Le bon mot: texts for vocalises.
The practice session usually begins with warm-up exercises or vocalises that are the equivalent of stretching exercises in the gymnasium; these generally are considered to be crucial to the singer's body as well as the voice. Vocal warm-ups have multiple purposes and might be grouped in several categories:
* Stretching/loosening/relaxation exercises for both body and voice.
* Breathing exercises that facilitate intercostal diaphragmatic breath support.
* Concentration exercises that employ repeated intercostal diaphragmatic breathing to relax the body and calm and focus the mind.
* Singing exercises that prepare the vocal instrument for the various physical mental, vocal, and musical tasks that the singer will encounter in the repertory.
Practicing this latter category of singing exercises or vocalises is the subject of the present discussion. In any practice session, singing exercises usually precedes singing repertory. The specific content of exercises is critical to any student's musical and vocal development, and can enhance or impede success in performance. Exercises typically consist of short and long scales, short and long arpeggios, and combinations of scales and arpeggios with simple rhythm patterns that are sung to vowels or syllables. Each one normally poses a technical problem that the singer solves by repeating the exercise several times in practice. The problems are many and may include such things as legato singing over register breaks; rapid articulation of vowels or consonants; increasing the vocal range; extended passagework; sustained legato singing; dynamic contrast and messa di voce; leaps; etc. In a single practice session, the singer might sing six or eight vocalises for fifteen or twenty minutes before proceeding to repertory the exercises are designed to prepare. In singing exercises thoughtfully and carefully, the singer ought to progress from the technician accomplishing the specific task set by each exercise to the musician who sings every exercise as an artist. In such singing, technical ability is subordinated to expression and the voice is ready for the more sophisticated demands of repertory. Ideally, the repetition of vocalises should permit the singer to experience physical sensations that can be repeated, internalized over time, and eventually made automatic in performance.
Of course, practicing must occur daily (or nearly so) over several years in order to result in consistent high quality vocal success. Although daily practicing may be an idealistic goal, it ought to be a ritual for the musician, as necessary for emotional and physical wellbeing as eating and sleeping. Over time it results in the building of musical skills, mental concentration, and physical pleasure that are just as necessary to good singing as beautiful tone and good technique. Habitual practice is required for maintaining a high level of musical skills that, if ignored, dwindle and diminish. Such skills include sight-reading, keyboard playing, harmonic analysis, understanding of counterpoint, dissonance, musical imagery, and language. Musical skills enable the singer to become independent in learning and interpreting music and poetry. Long term musical development and artistic growth, significant requirements for any serious musician, depend on the nurture and care of musical skills and abilities that in turn result from frequent, regular practice.
Practicing, when ritualized, actually constitutes a form of meditation that focuses intellect and calms and orders emotions, enabling artistic expression that will be displayed in performance. In this type of musical meditation, everyday mental juggling and multitasking are exchanged for relaxed yet intense concentration on the body and the music at hand. This concentration allows the accurate learning and performing of lengthy pieces of music in multiple foreign languages and contrasting styles. Most importantly, such concentration is the means through which the musician plays or sings within him- or herself, allowing the appreciation and love of the music to flourish and be communicated to the listener. Without it, no truly profound interpretation of a text or a piece is possible. And without practice, such concentration is not reliable in performance.

### [Data listing]
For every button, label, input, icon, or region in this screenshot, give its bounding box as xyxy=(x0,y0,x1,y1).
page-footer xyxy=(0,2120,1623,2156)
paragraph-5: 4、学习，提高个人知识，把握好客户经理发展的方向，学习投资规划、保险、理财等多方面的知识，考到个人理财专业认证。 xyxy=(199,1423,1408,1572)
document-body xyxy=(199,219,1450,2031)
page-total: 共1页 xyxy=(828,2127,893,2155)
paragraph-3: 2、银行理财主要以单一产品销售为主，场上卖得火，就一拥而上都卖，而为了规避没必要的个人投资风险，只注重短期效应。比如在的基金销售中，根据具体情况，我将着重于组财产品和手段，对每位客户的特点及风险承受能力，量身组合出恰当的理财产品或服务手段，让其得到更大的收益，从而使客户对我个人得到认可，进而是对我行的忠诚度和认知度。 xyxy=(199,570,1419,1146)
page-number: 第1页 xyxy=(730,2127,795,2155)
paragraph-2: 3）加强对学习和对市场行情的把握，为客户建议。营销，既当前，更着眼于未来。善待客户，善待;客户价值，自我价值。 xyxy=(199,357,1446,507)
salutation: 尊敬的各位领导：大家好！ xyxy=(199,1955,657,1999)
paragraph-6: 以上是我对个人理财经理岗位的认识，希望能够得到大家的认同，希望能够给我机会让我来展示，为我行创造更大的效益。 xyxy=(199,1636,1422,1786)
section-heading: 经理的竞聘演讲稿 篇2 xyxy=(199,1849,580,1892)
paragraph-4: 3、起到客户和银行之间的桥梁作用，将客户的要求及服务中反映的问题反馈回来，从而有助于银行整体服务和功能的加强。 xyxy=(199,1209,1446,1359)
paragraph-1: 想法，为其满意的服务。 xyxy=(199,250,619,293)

### [Exercise instructions]
Reproduce the vocalises text word for word from "The practice session" to "body and voice.". The material here comes from a separate source.

### [Written solution]
The practice session usually begins with warm-up exercises or vocalises that are the equivalent of stretching exercises in the gymnasium; these generally are considered to be crucial to the singer's body as well as the voice. Vocal warm-ups have multiple purposes and might be grouped in several categories:
* Stretching/loosening/relaxation exercises for both body and voice.